What to produce: Below are some records. How many of their lines contain the string "document"? Give the number only.

Dataset records:
------------------------------------------------------------
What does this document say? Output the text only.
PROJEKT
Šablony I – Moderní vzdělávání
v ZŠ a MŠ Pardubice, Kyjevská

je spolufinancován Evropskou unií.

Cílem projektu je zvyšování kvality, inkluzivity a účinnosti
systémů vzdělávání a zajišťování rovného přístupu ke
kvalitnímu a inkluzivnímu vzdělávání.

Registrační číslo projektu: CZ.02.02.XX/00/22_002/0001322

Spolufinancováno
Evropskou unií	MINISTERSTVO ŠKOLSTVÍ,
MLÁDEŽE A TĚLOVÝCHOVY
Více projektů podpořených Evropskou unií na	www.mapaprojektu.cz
------------------------------------------------------------
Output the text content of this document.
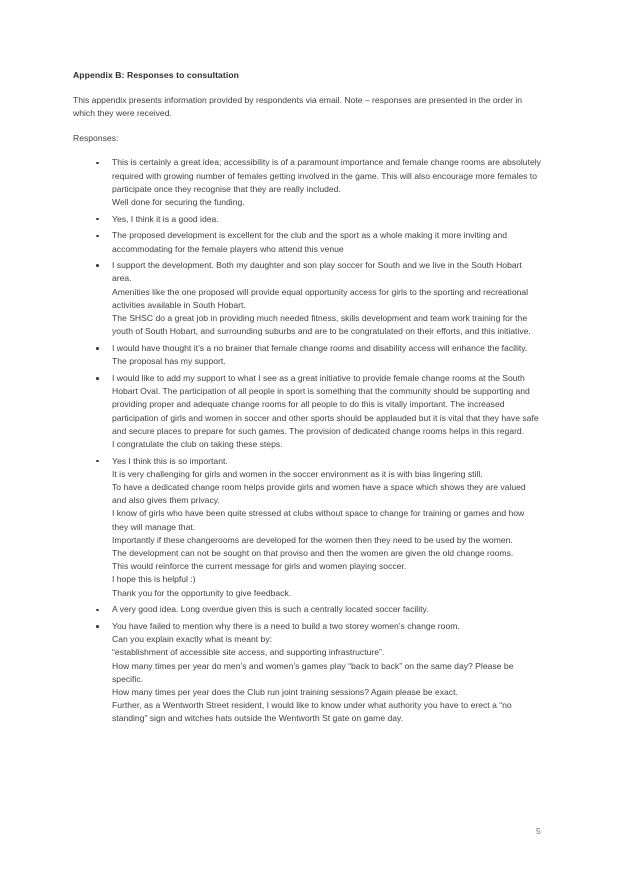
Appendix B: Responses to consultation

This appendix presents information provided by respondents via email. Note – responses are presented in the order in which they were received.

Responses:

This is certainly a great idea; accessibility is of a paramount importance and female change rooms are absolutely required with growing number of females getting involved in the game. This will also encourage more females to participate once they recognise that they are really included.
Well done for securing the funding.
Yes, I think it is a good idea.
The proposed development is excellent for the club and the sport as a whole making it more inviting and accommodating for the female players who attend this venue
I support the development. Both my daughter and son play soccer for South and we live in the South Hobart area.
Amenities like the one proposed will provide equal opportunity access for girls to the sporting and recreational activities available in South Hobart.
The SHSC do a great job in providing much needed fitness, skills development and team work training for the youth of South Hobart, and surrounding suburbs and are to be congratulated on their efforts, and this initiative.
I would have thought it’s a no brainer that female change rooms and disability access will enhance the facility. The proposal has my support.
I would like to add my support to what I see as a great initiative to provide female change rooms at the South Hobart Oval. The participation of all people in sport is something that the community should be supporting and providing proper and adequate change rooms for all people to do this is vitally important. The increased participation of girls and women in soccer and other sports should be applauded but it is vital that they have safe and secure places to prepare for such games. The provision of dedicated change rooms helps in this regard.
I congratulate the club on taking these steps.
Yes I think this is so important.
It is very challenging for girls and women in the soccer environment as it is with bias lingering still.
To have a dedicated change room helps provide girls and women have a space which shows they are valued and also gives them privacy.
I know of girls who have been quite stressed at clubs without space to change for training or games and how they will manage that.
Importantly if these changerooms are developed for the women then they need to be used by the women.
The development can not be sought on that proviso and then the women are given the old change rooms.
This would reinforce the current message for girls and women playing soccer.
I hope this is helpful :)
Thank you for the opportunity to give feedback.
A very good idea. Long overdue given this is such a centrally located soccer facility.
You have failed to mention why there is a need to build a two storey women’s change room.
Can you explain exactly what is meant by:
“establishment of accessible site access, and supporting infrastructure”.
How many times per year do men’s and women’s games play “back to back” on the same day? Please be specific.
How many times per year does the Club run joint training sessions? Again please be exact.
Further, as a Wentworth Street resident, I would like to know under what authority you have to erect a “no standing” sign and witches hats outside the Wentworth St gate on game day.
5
------------------------------------------------------------
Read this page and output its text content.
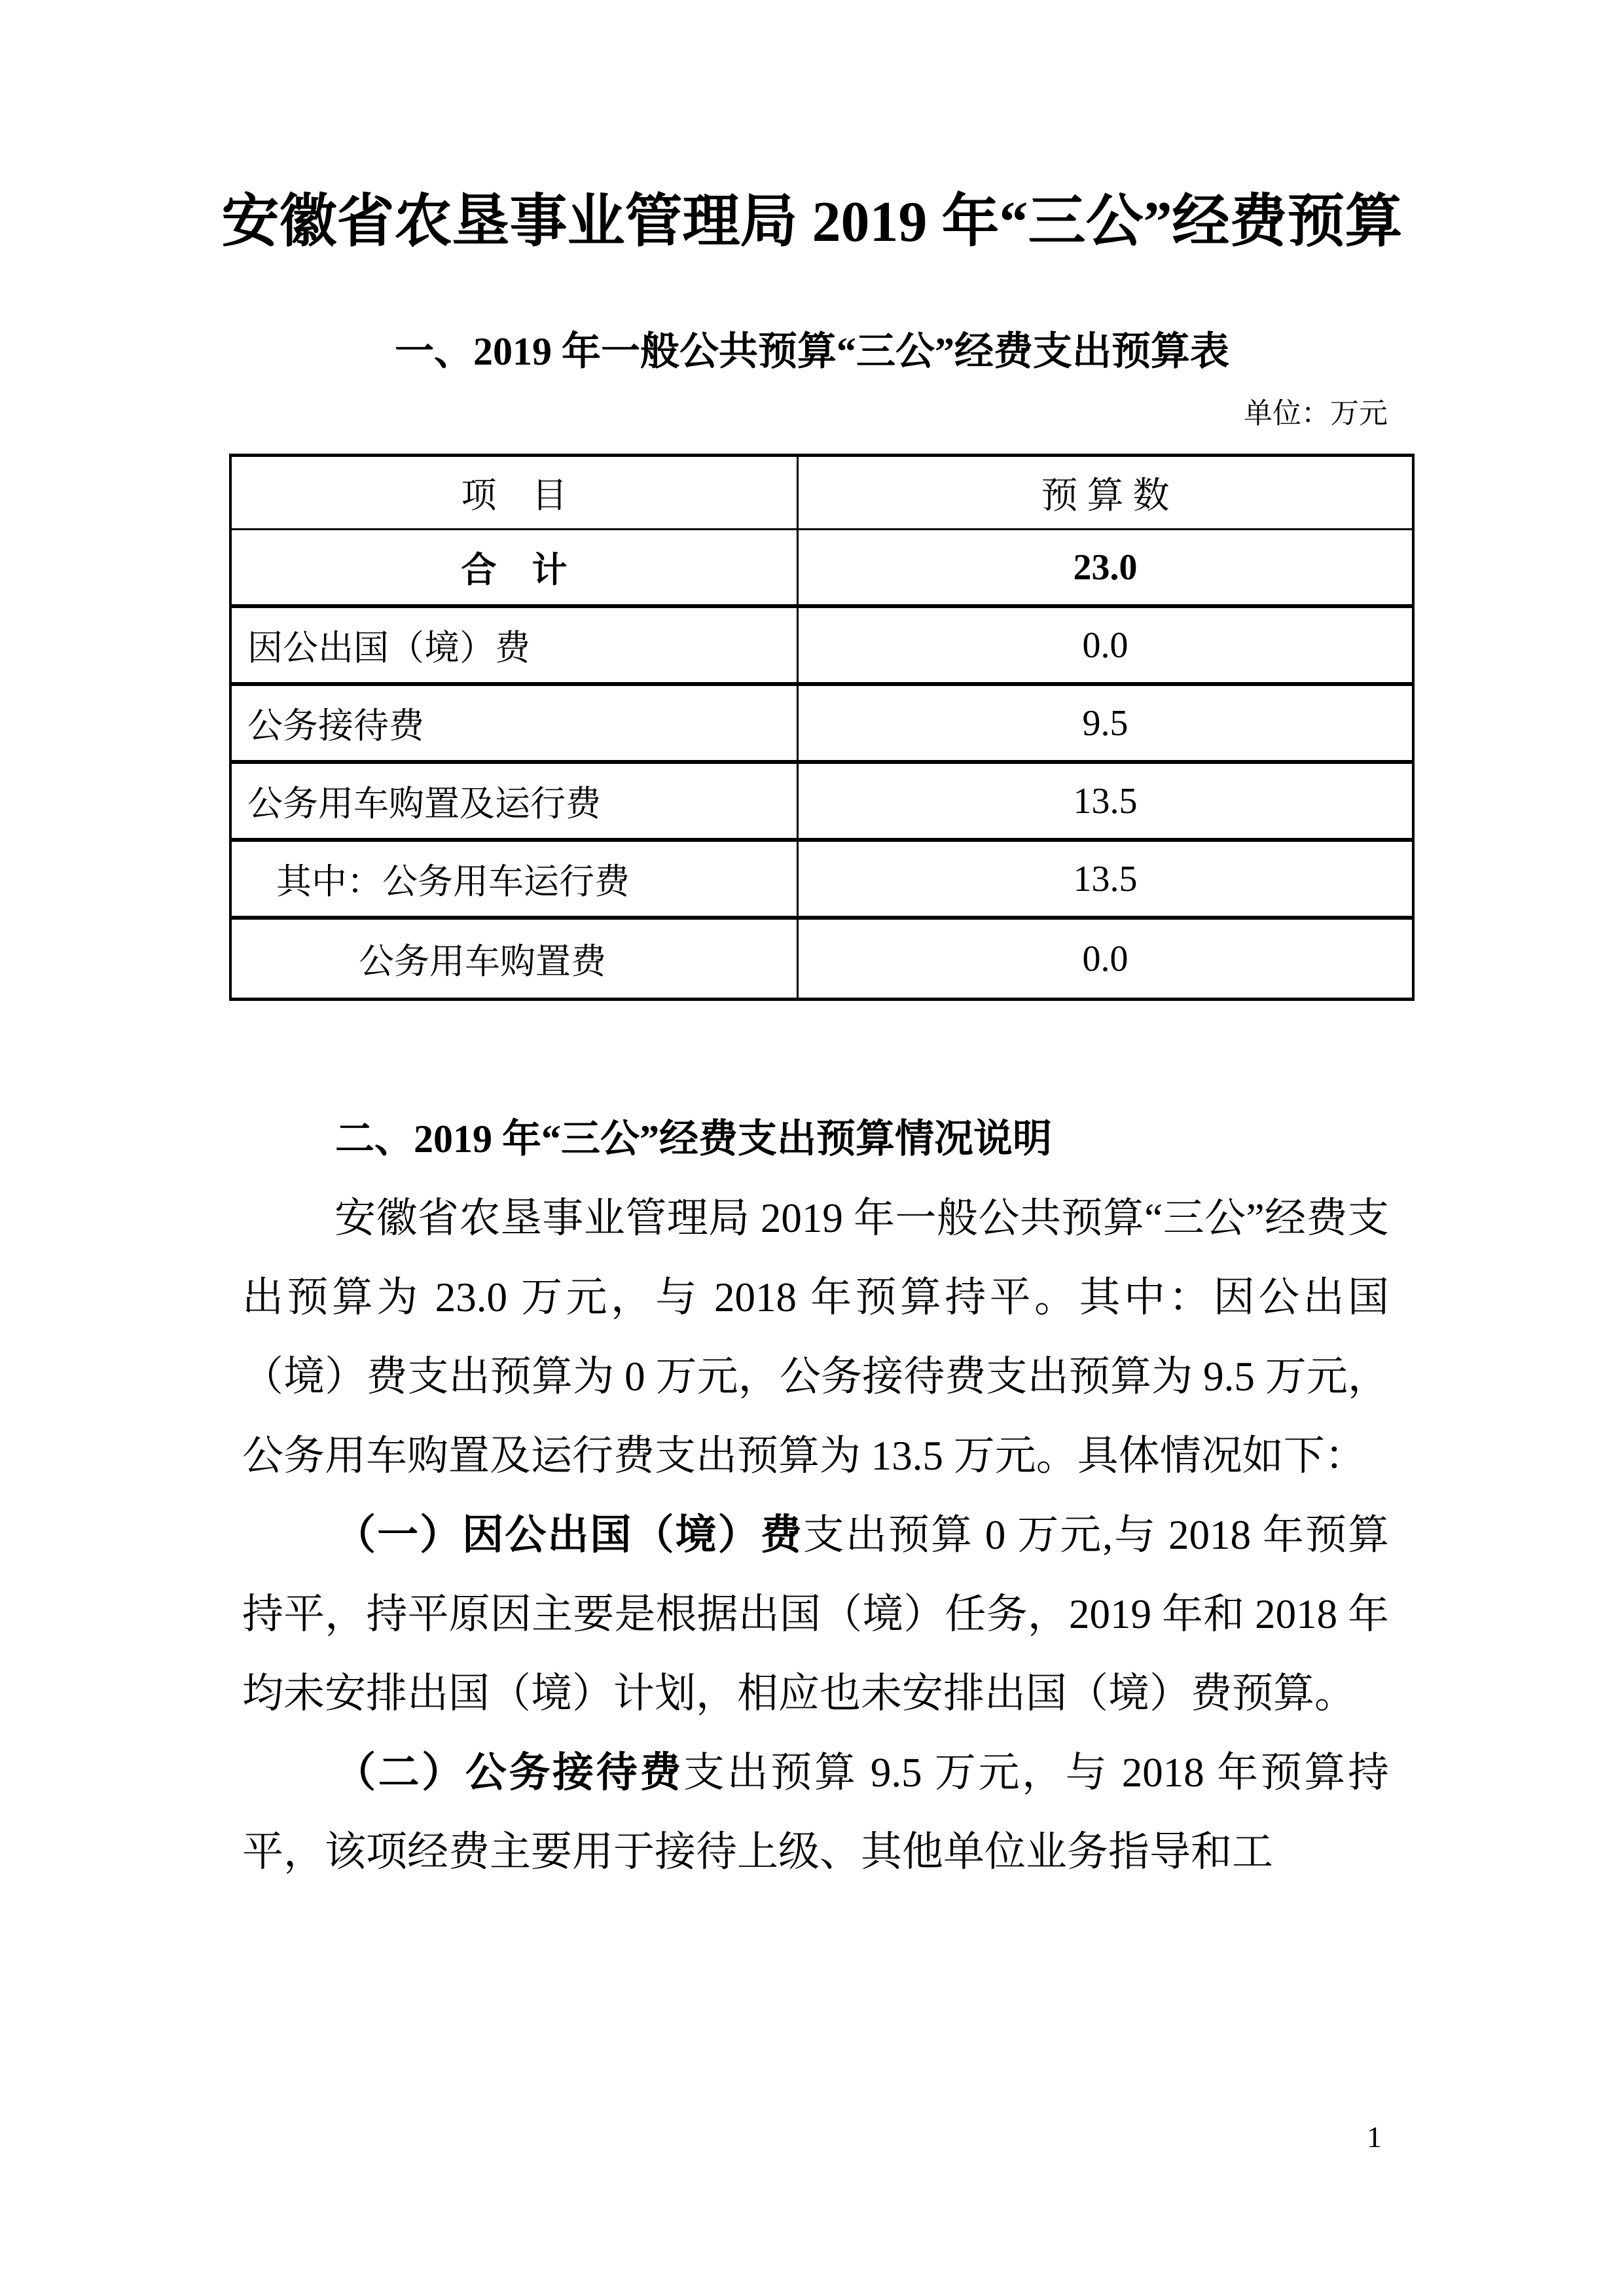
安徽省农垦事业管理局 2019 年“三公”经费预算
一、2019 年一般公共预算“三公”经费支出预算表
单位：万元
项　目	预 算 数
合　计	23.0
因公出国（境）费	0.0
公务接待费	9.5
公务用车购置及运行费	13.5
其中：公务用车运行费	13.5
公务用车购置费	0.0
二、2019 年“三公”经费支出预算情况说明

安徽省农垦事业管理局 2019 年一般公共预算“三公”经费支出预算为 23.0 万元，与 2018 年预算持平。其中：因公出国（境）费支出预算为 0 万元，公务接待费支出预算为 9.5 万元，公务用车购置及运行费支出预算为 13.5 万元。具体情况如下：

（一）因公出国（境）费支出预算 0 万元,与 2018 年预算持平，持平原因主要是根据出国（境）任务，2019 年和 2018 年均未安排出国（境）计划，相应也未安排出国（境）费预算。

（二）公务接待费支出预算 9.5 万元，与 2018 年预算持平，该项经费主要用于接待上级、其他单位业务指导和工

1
------------------------------------------------------------
Result for this task: 2